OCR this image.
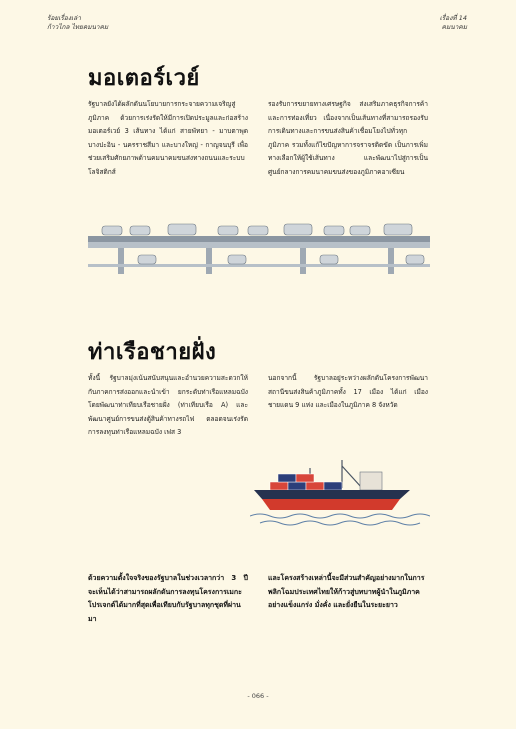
ร้อยเรื่องเล่า
ก้าวไกล ไทยคมนาคม
เรื่องที่ 14
คมนาคม
มอเตอร์เวย์

รัฐบาลยังได้ผลักดันนโยบายการกระจายความเจริญสู่ภูมิภาค ด้วยการเร่งรัดให้มีการเปิดประมูลและก่อสร้างมอเตอร์เวย์ 3 เส้นทาง ได้แก่ สายพัทยา - มาบตาพุด บางปะอิน - นครราชสีมา และบางใหญ่ - กาญจนบุรี เพื่อช่วยเสริมศักยภาพด้านคมนาคมขนส่งทางถนนและระบบโลจิสติกส์

รองรับการขยายทางเศรษฐกิจ ส่งเสริมภาคธุรกิจการค้า และการท่องเที่ยว เนื่องจากเป็นเส้นทางที่สามารถรองรับการเดินทางและการขนส่งสินค้าเชื่อมโยงไปทั่วทุกภูมิภาค รวมทั้งแก้ไขปัญหาการจราจรติดขัด เป็นการเพิ่มทางเลือกให้ผู้ใช้เส้นทาง และพัฒนาไปสู่การเป็นศูนย์กลางการคมนาคมขนส่งของภูมิภาคอาเซียน

ท่าเรือชายฝั่ง

ทั้งนี้ รัฐบาลมุ่งเน้นสนับสนุนและอำนวยความสะดวกให้กับภาคการส่งออกและนำเข้า ยกระดับท่าเรือแหลมฉบัง โดยพัฒนาท่าเทียบเรือชายฝั่ง (ท่าเทียบเรือ A) และพัฒนาศูนย์การขนส่งตู้สินค้าทางรถไฟ ตลอดจนเร่งรัดการลงทุนท่าเรือแหลมฉบัง เฟส 3

นอกจากนี้ รัฐบาลอยู่ระหว่างผลักดันโครงการพัฒนาสถานีขนส่งสินค้าภูมิภาคทั้ง 17 เมือง ได้แก่ เมืองชายแดน 9 แห่ง และเมืองในภูมิภาค 8 จังหวัด

ด้วยความตั้งใจจริงของรัฐบาลในช่วงเวลากว่า 3 ปี จะเห็นได้ว่าสามารถผลักดันการลงทุนโครงการเมกะโปรเจกต์ได้มากที่สุดเพื่อเทียบกับรัฐบาลทุกชุดที่ผ่านมา

และโครงสร้างเหล่านี้จะมีส่วนสำคัญอย่างมากในการพลิกโฉมประเทศไทยให้ก้าวสู่บทบาทผู้นำในภูมิภาคอย่างแข็งแกร่ง มั่งคั่ง และยั่งยืนในระยะยาว

- 066 -
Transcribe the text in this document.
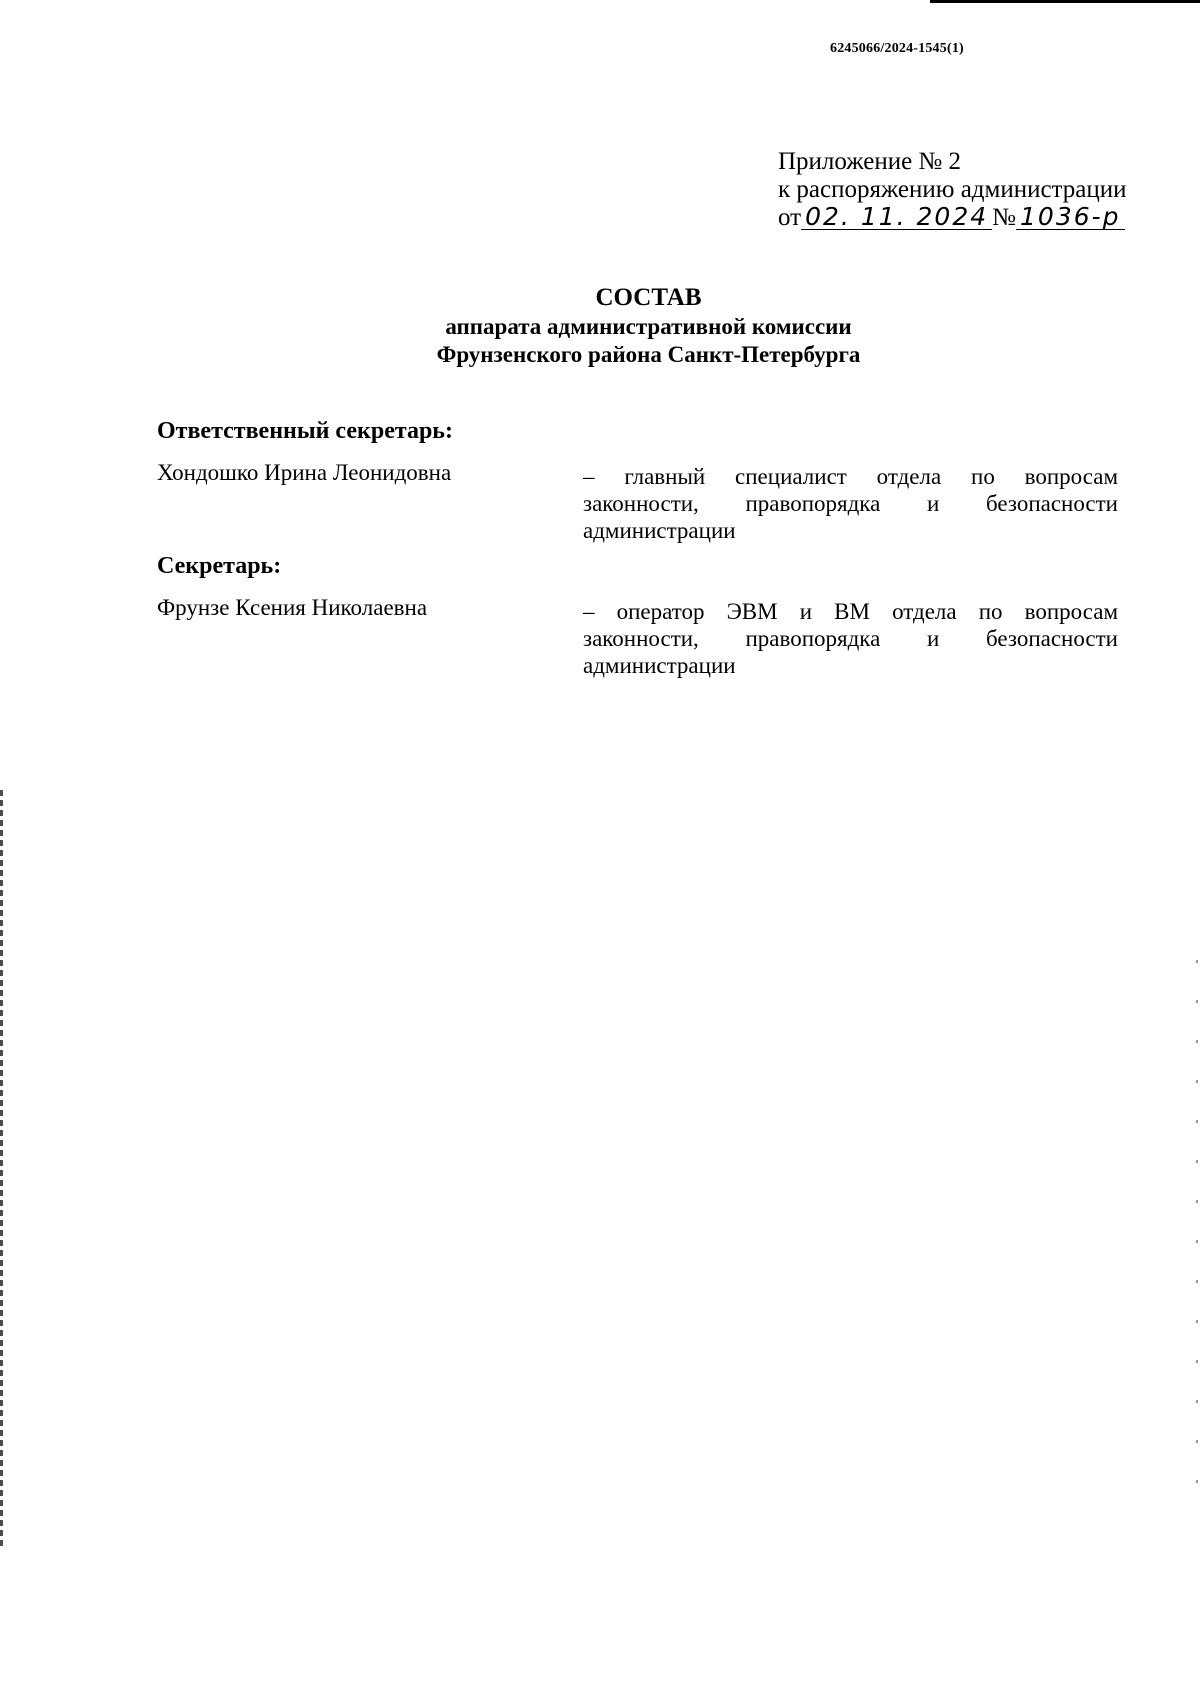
6245066/2024-1545(1)
Приложение № 2
к распоряжению администрации
от 02. 11. 2024 № 1036-р
СОСТАВ
аппарата административной комиссии
Фрунзенского района Санкт-Петербурга
Ответственный секретарь:
Хондошко Ирина Леонидовна	– главный специалист отдела по вопросам законности, правопорядка и безопасности администрации
Секретарь:
Фрунзе Ксения Николаевна	– оператор ЭВМ и ВМ отдела по вопросам законности, правопорядка и безопасности администрации
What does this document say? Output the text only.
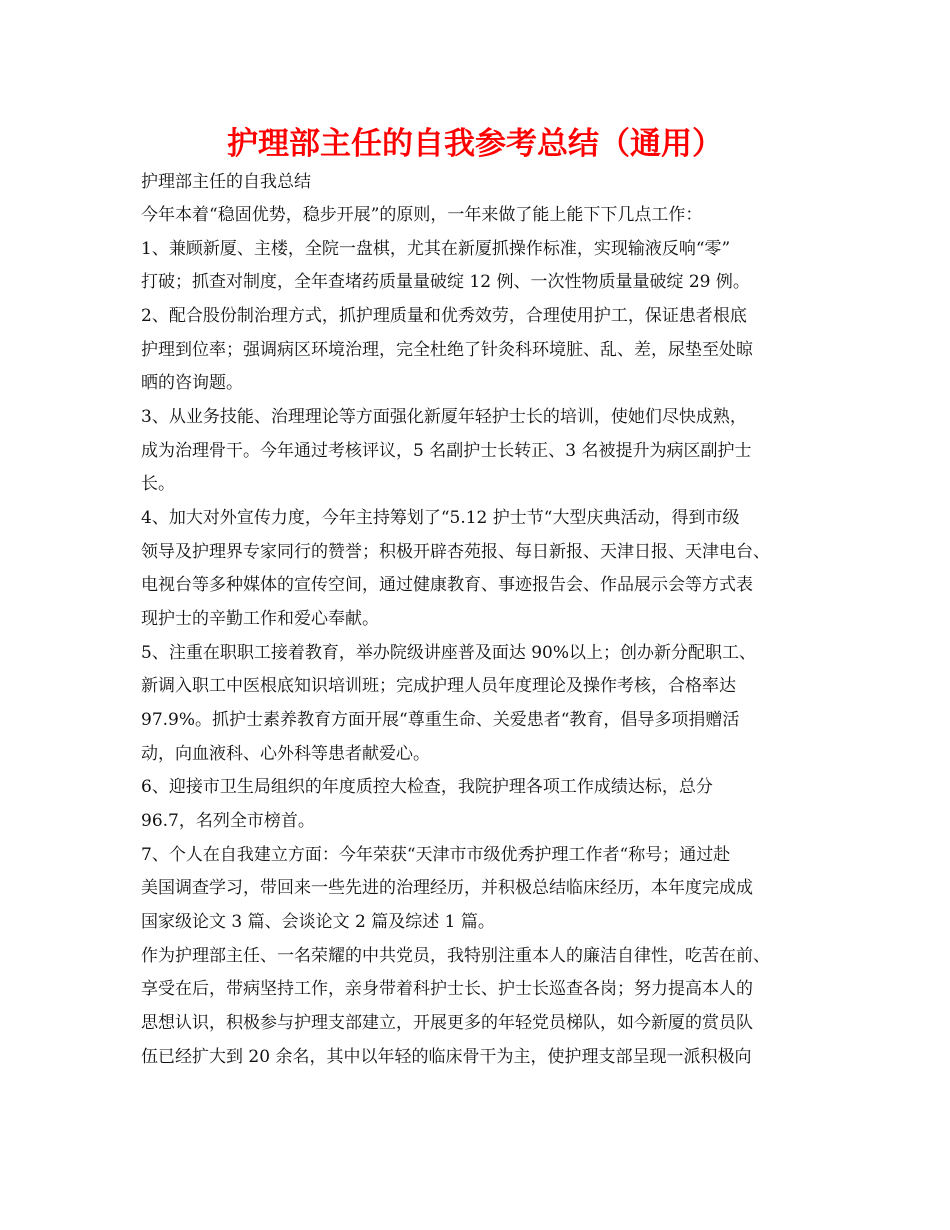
护理部主任的自我参考总结（通用）

护理部主任的自我总结

今年本着“稳固优势，稳步开展”的原则，一年来做了能上能下下几点工作：

1、兼顾新厦、主楼，全院一盘棋，尤其在新厦抓操作标准，实现输液反响“零”

打破；抓查对制度，全年查堵药质量量破绽 12 例、一次性物质量量破绽 29 例。

2、配合股份制治理方式，抓护理质量和优秀效劳，合理使用护工，保证患者根底

护理到位率；强调病区环境治理，完全杜绝了针灸科环境脏、乱、差，尿垫至处晾

晒的咨询题。

3、从业务技能、治理理论等方面强化新厦年轻护士长的培训，使她们尽快成熟，

成为治理骨干。今年通过考核评议，5 名副护士长转正、3 名被提升为病区副护士

长。

4、加大对外宣传力度，今年主持筹划了“5.12 护士节“大型庆典活动，得到市级

领导及护理界专家同行的赞誉；积极开辟杏苑报、每日新报、天津日报、天津电台、

电视台等多种媒体的宣传空间，通过健康教育、事迹报告会、作品展示会等方式表

现护士的辛勤工作和爱心奉献。

5、注重在职职工接着教育，举办院级讲座普及面达 90%以上；创办新分配职工、

新调入职工中医根底知识培训班；完成护理人员年度理论及操作考核，合格率达

97.9%。抓护士素养教育方面开展“尊重生命、关爱患者“教育，倡导多项捐赠活

动，向血液科、心外科等患者献爱心。

6、迎接市卫生局组织的年度质控大检查，我院护理各项工作成绩达标，总分

96.7，名列全市榜首。

7、个人在自我建立方面：今年荣获“天津市市级优秀护理工作者“称号；通过赴

美国调查学习，带回来一些先进的治理经历，并积极总结临床经历，本年度完成成

国家级论文 3 篇、会谈论文 2 篇及综述 1 篇。

作为护理部主任、一名荣耀的中共党员，我特别注重本人的廉洁自律性，吃苦在前、

享受在后，带病坚持工作，亲身带着科护士长、护士长巡查各岗；努力提高本人的

思想认识，积极参与护理支部建立，开展更多的年轻党员梯队，如今新厦的赏员队

伍已经扩大到 20 余名，其中以年轻的临床骨干为主，使护理支部呈现一派积极向
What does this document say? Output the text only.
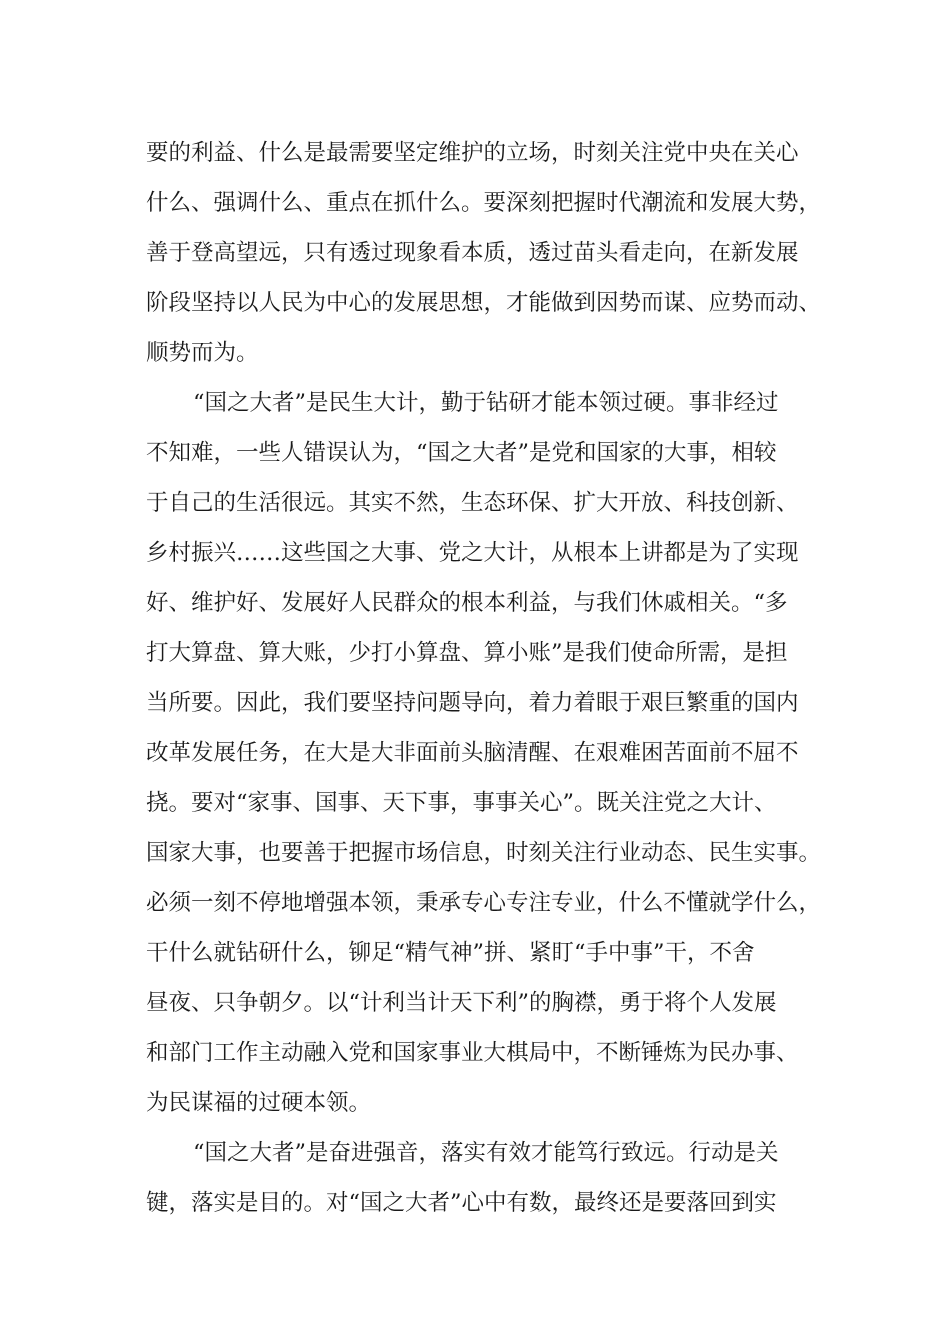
要的利益、什么是最需要坚定维护的立场，时刻关注党中央在关心
什么、强调什么、重点在抓什么。要深刻把握时代潮流和发展大势，
善于登高望远，只有透过现象看本质，透过苗头看走向，在新发展
阶段坚持以人民为中心的发展思想，才能做到因势而谋、应势而动、
顺势而为。
“国之大者”是民生大计，勤于钻研才能本领过硬。事非经过
不知难，一些人错误认为，“国之大者”是党和国家的大事，相较
于自己的生活很远。其实不然，生态环保、扩大开放、科技创新、
乡村振兴……这些国之大事、党之大计，从根本上讲都是为了实现
好、维护好、发展好人民群众的根本利益，与我们休戚相关。“多
打大算盘、算大账，少打小算盘、算小账”是我们使命所需，是担
当所要。因此，我们要坚持问题导向，着力着眼于艰巨繁重的国内
改革发展任务，在大是大非面前头脑清醒、在艰难困苦面前不屈不
挠。要对“家事、国事、天下事，事事关心”。既关注党之大计、
国家大事，也要善于把握市场信息，时刻关注行业动态、民生实事。
必须一刻不停地增强本领，秉承专心专注专业，什么不懂就学什么，
干什么就钻研什么，铆足“精气神”拼、紧盯“手中事”干，不舍
昼夜、只争朝夕。以“计利当计天下利”的胸襟，勇于将个人发展
和部门工作主动融入党和国家事业大棋局中，不断锤炼为民办事、
为民谋福的过硬本领。
“国之大者”是奋进强音，落实有效才能笃行致远。行动是关
键，落实是目的。对“国之大者”心中有数，最终还是要落回到实
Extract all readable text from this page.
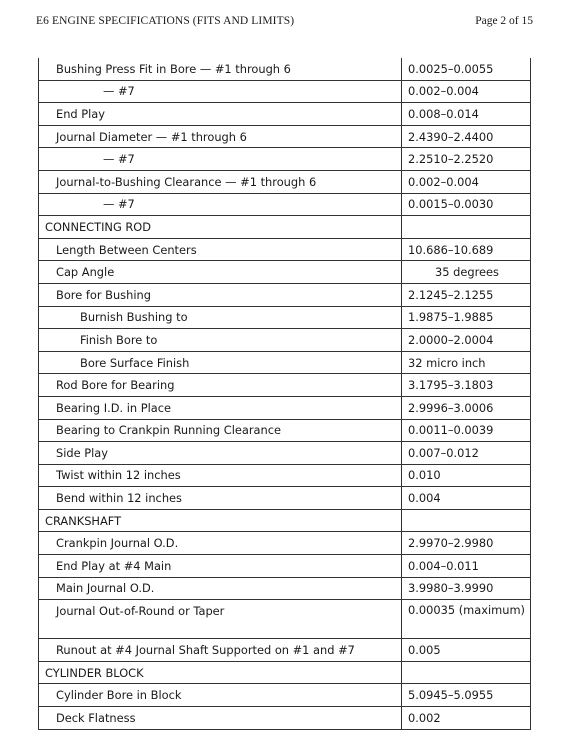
E6 ENGINE SPECIFICATIONS (FITS AND LIMITS)	Page 2 of 15
Bushing Press Fit in Bore — #1 through 6	0.0025–0.0055
— #7	0.002–0.004
End Play	0.008–0.014
Journal Diameter — #1 through 6	2.4390–2.4400
— #7	2.2510–2.2520
Journal-to-Bushing Clearance — #1 through 6	0.002–0.004
— #7	0.0015–0.0030
CONNECTING ROD	
Length Between Centers	10.686–10.689
Cap Angle	35 degrees
Bore for Bushing	2.1245–2.1255
Burnish Bushing to	1.9875–1.9885
Finish Bore to	2.0000–2.0004
Bore Surface Finish	32 micro inch
Rod Bore for Bearing	3.1795–3.1803
Bearing I.D. in Place	2.9996–3.0006
Bearing to Crankpin Running Clearance	0.0011–0.0039
Side Play	0.007–0.012
Twist within 12 inches	0.010
Bend within 12 inches	0.004
CRANKSHAFT	
Crankpin Journal O.D.	2.9970–2.9980
End Play at #4 Main	0.004–0.011
Main Journal O.D.	3.9980–3.9990
Journal Out-of-Round or Taper	0.00035 (maximum)
Runout at #4 Journal Shaft Supported on #1 and #7	0.005
CYLINDER BLOCK	
Cylinder Bore in Block	5.0945–5.0955
Deck Flatness	0.002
- - -
*Exercise description:* Pick each line holding the word "Main" out of the listing.

*Exercise response:*
End Play at #4 Main	0.004–0.011
Main Journal O.D.	3.9980–3.9990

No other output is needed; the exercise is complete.